## [The exercise]
Below is a block of records; repeat all of them exactly.

## [Records]
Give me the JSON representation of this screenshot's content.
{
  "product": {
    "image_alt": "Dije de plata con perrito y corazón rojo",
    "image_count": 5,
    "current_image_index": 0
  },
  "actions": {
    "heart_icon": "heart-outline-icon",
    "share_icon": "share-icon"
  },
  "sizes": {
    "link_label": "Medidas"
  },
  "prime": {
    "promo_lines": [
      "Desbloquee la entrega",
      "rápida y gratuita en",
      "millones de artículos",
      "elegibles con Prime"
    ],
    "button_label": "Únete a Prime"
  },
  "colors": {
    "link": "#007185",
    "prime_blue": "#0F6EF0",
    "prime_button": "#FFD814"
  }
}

## [Result for this exercise]
Give me the JSON representation of this screenshot's content.
{
  "product": {
    "image_alt": "Dije de plata con perrito y corazón rojo",
    "image_count": 5,
    "current_image_index": 0
  },
  "actions": {
    "heart_icon": "heart-outline-icon",
    "share_icon": "share-icon"
  },
  "sizes": {
    "link_label": "Medidas"
  },
  "prime": {
    "promo_lines": [
      "Desbloquee la entrega",
      "rápida y gratuita en",
      "millones de artículos",
      "elegibles con Prime"
    ],
    "button_label": "Únete a Prime"
  },
  "colors": {
    "link": "#007185",
    "prime_blue": "#0F6EF0",
    "prime_button": "#FFD814"
  }
}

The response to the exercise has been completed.